**RAW DATA**
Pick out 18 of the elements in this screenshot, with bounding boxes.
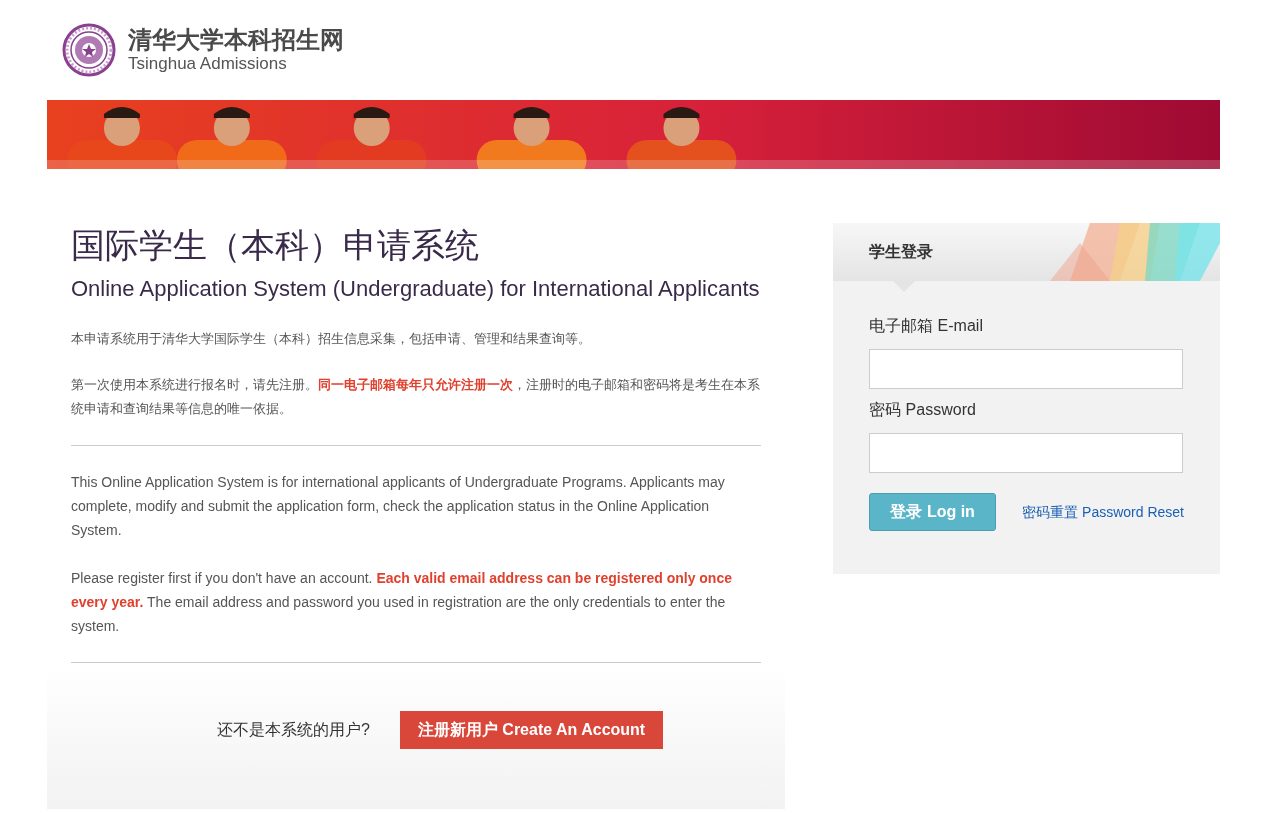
- intro-paragraph: 本申请系统用于清华大学国际学生（本科）招生信息采集，包括申请、管理和结果查询等。: [71, 330, 592, 348]
- create-account-button[interactable]: 注册新用户 Create An Account: [399, 711, 664, 749]
- intro-paragraph: This Online Application System is for international applicants of Undergraduate Programs. Applicants may complete, modify and submit the application form, check the application status in the Online Application System.: [71, 473, 726, 540]
- password-field[interactable]: [869, 433, 1184, 473]
- university-seal-icon: [62, 23, 116, 77]
- email-field[interactable]: [869, 349, 1184, 389]
- page-subtitle: Online Application System (Undergraduate) for International Applicants: [71, 275, 761, 303]
- register-prompt: 还不是本系统的用户?: [217, 720, 370, 740]
- password-reset-link[interactable]: 密码重置 Password Reset: [1022, 501, 1184, 523]
- password-label: 密码 Password: [869, 400, 977, 420]
- page-title: 国际学生（本科）申请系统: [71, 225, 480, 266]
- email-label: 电子邮箱 E-mail: [869, 316, 984, 336]
- login-button[interactable]: 登录 Log in: [869, 493, 997, 531]
- login-title: 学生登录: [869, 242, 934, 262]
- site-title: 清华大学本科招生网: [128, 26, 344, 54]
- site-subtitle: Tsinghua Admissions: [128, 54, 288, 74]
- intro-paragraph: 第一次使用本系统进行报名时，请先注册。同一电子邮箱每年只允许注册一次，注册时的电子邮箱和密码将是考生在本系统申请和查询结果等信息的唯一依据。: [71, 376, 761, 418]
- intro-paragraph: Please register first if you don't have an account. Each valid email address can be registered only once every year. The email address and password you used in registration are the only credentials to enter the system.: [71, 569, 733, 636]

**WHAT TO PRODUCE**
Could you switch "intro-paragraph" to "intro-text" in everything from the entry line containing "330, 592, 348]" down through the one containing "- create-account-button[interactable]: 注册新用户", and return only those lines with nothing else altered?

**WORKED ANSWER**
- intro-text: 本申请系统用于清华大学国际学生（本科）招生信息采集，包括申请、管理和结果查询等。: [71, 330, 592, 348]
- create-account-button[interactable]: 注册新用户 Create An Account: [399, 711, 664, 749]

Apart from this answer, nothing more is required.